───── Record excerpts ─────
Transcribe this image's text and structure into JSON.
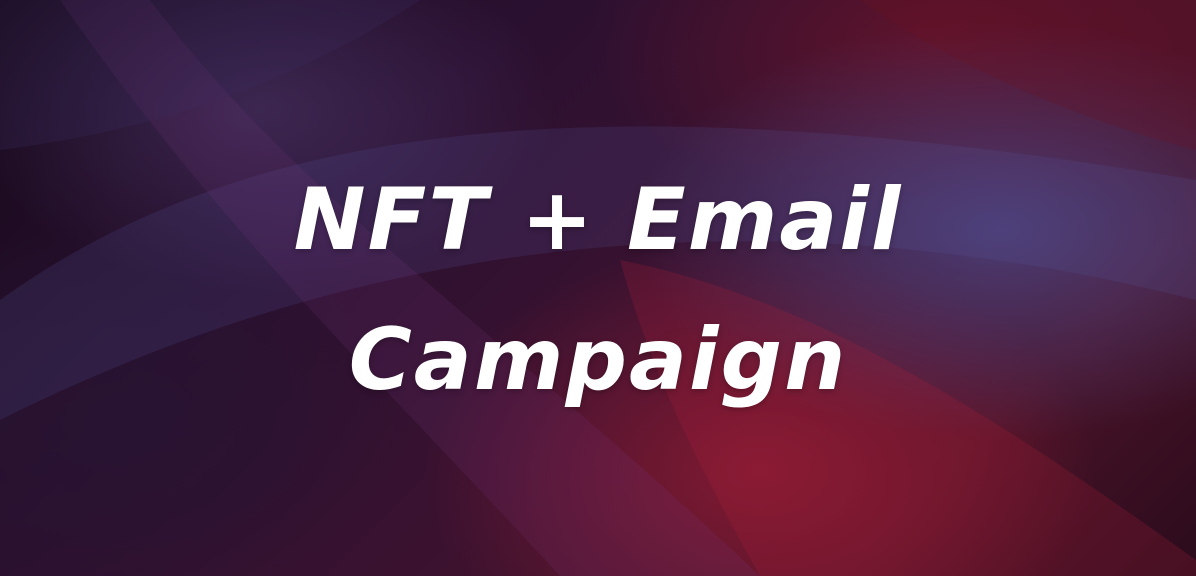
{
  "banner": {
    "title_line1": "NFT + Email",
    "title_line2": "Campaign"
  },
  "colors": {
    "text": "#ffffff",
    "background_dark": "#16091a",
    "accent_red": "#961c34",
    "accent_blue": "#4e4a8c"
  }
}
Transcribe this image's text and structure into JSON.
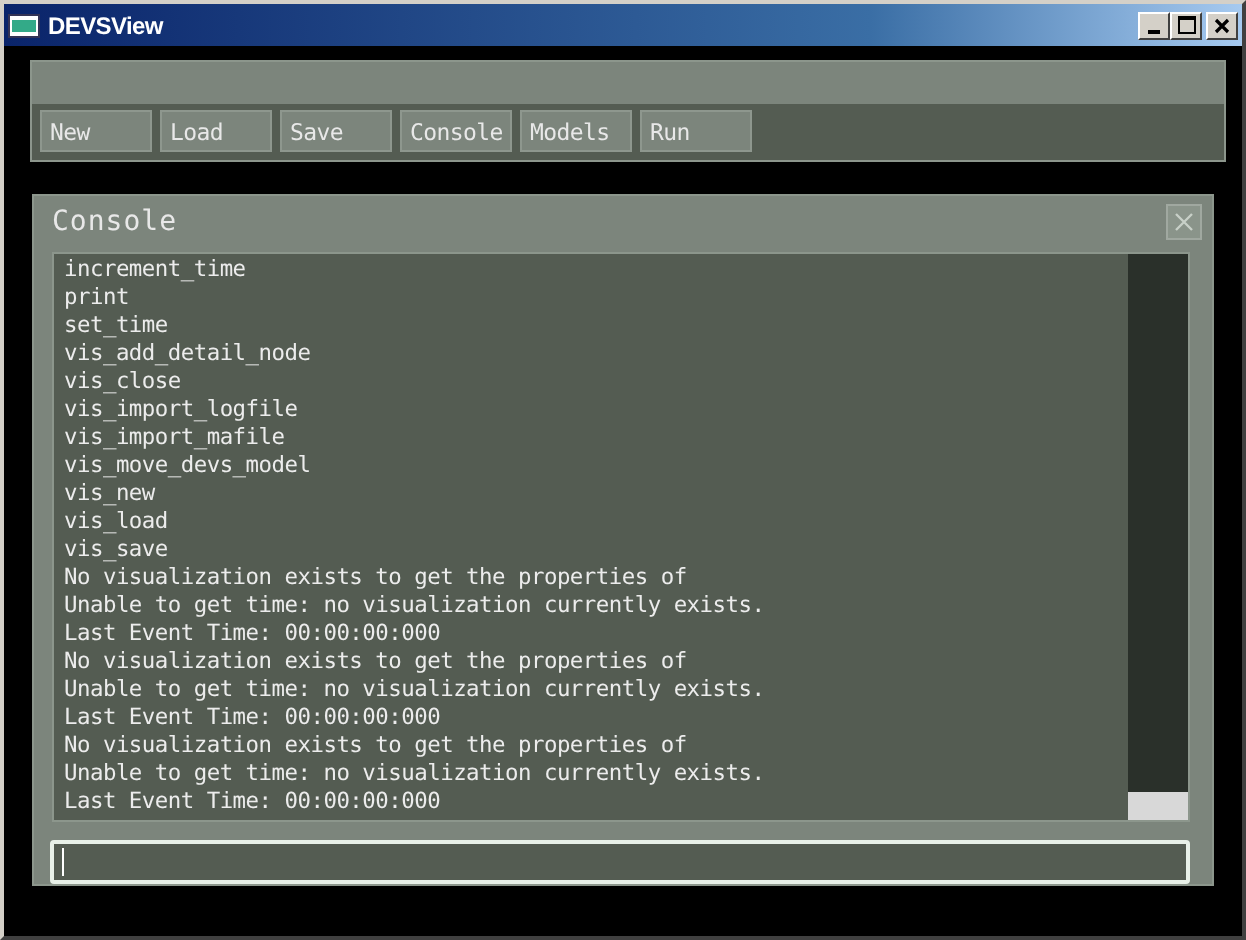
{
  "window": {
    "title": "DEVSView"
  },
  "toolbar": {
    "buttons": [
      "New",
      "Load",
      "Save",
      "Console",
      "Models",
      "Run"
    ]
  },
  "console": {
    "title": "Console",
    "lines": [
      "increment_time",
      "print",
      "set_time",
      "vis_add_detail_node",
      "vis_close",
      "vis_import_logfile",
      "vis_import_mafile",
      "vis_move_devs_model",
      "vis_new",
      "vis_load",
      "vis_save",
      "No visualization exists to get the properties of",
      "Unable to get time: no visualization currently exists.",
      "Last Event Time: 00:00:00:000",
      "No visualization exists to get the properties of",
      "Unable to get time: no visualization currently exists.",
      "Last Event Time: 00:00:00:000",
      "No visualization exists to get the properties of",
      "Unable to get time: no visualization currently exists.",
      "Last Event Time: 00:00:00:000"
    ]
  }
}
─────
- **Exercise**
All the records need to be repeated exactly, with the images dropped.

- **Response to this exercise**
Transcribe this image's text and structure into JSON.
{
  "banner": {
    "title_line1": "NFT + Email",
    "title_line2": "Campaign"
  },
  "colors": {
    "text": "#ffffff",
    "background_dark": "#16091a",
    "accent_red": "#961c34",
    "accent_blue": "#4e4a8c"
  }
}
Transcribe this image's text and structure into JSON.
{
  "window": {
    "title": "DEVSView"
  },
  "toolbar": {
    "buttons": [
      "New",
      "Load",
      "Save",
      "Console",
      "Models",
      "Run"
    ]
  },
  "console": {
    "title": "Console",
    "lines": [
      "increment_time",
      "print",
      "set_time",
      "vis_add_detail_node",
      "vis_close",
      "vis_import_logfile",
      "vis_import_mafile",
      "vis_move_devs_model",
      "vis_new",
      "vis_load",
      "vis_save",
      "No visualization exists to get the properties of",
      "Unable to get time: no visualization currently exists.",
      "Last Event Time: 00:00:00:000",
      "No visualization exists to get the properties of",
      "Unable to get time: no visualization currently exists.",
      "Last Event Time: 00:00:00:000",
      "No visualization exists to get the properties of",
      "Unable to get time: no visualization currently exists.",
      "Last Event Time: 00:00:00:000"
    ]
  }
}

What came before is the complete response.